- **Given records**:
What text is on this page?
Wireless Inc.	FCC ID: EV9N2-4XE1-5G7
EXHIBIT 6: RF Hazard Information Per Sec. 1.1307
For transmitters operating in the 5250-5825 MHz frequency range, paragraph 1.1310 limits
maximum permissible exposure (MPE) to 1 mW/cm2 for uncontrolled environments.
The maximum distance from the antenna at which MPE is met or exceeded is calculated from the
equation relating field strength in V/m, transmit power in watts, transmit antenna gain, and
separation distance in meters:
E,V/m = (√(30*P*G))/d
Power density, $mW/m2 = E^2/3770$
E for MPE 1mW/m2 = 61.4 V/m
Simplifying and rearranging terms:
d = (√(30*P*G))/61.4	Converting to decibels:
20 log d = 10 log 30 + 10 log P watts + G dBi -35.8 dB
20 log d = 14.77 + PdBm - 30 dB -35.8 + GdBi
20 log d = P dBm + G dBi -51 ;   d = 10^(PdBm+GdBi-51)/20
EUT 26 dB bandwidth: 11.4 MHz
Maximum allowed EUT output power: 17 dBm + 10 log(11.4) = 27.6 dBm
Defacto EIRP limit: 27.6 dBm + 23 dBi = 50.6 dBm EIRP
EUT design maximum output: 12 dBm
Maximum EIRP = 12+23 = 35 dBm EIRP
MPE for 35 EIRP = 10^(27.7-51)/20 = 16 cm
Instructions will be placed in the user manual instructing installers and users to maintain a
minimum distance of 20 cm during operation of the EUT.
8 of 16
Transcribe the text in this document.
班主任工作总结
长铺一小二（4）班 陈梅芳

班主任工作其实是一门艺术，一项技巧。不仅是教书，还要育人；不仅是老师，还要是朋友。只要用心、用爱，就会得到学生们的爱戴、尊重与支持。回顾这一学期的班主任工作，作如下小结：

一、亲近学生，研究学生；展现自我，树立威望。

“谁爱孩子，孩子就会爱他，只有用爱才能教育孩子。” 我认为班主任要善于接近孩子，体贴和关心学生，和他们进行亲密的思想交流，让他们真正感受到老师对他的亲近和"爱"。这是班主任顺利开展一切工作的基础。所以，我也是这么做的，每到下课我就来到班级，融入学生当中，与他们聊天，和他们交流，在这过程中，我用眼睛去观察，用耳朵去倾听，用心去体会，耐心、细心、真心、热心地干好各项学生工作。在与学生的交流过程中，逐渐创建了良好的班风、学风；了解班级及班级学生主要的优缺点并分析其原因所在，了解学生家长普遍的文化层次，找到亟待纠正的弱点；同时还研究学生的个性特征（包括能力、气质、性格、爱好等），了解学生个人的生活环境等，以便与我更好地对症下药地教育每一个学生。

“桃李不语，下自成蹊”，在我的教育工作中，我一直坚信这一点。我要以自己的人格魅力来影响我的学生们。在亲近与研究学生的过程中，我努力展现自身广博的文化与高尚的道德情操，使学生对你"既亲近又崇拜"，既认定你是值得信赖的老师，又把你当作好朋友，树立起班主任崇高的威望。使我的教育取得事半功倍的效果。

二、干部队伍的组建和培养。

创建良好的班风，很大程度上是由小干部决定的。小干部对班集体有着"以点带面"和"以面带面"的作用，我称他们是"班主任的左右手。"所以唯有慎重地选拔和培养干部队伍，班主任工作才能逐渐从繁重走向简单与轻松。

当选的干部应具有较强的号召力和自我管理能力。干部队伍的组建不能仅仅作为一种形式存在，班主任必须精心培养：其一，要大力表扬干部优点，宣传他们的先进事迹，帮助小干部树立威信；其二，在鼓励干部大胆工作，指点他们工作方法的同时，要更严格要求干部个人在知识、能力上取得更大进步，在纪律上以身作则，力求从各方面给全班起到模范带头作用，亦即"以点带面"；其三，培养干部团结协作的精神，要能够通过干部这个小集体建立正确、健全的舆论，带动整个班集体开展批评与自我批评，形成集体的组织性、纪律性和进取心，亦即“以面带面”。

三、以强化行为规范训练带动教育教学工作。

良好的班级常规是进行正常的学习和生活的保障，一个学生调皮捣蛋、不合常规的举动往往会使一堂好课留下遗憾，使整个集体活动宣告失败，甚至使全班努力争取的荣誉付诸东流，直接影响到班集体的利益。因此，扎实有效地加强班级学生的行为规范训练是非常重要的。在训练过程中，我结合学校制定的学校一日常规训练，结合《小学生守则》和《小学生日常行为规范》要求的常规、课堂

- **Task requirements**:
Your task is to collect every line above that contains the word "以点带面".

- **Written answer**:
创建良好的班风，很大程度上是由小干部决定的。小干部对班集体有着"以点带面"和"以面带面"的作用，我称他们是"班主任的左右手。"所以唯有慎重地选拔和培养干部队伍，班主任工作才能逐渐从繁重走向简单与轻松。
当选的干部应具有较强的号召力和自我管理能力。干部队伍的组建不能仅仅作为一种形式存在，班主任必须精心培养：其一，要大力表扬干部优点，宣传他们的先进事迹，帮助小干部树立威信；其二，在鼓励干部大胆工作，指点他们工作方法的同时，要更严格要求干部个人在知识、能力上取得更大进步，在纪律上以身作则，力求从各方面给全班起到模范带头作用，亦即"以点带面"；其三，培养干部团结协作的精神，要能够通过干部这个小集体建立正确、健全的舆论，带动整个班集体开展批评与自我批评，形成集体的组织性、纪律性和进取心，亦即“以面带面”。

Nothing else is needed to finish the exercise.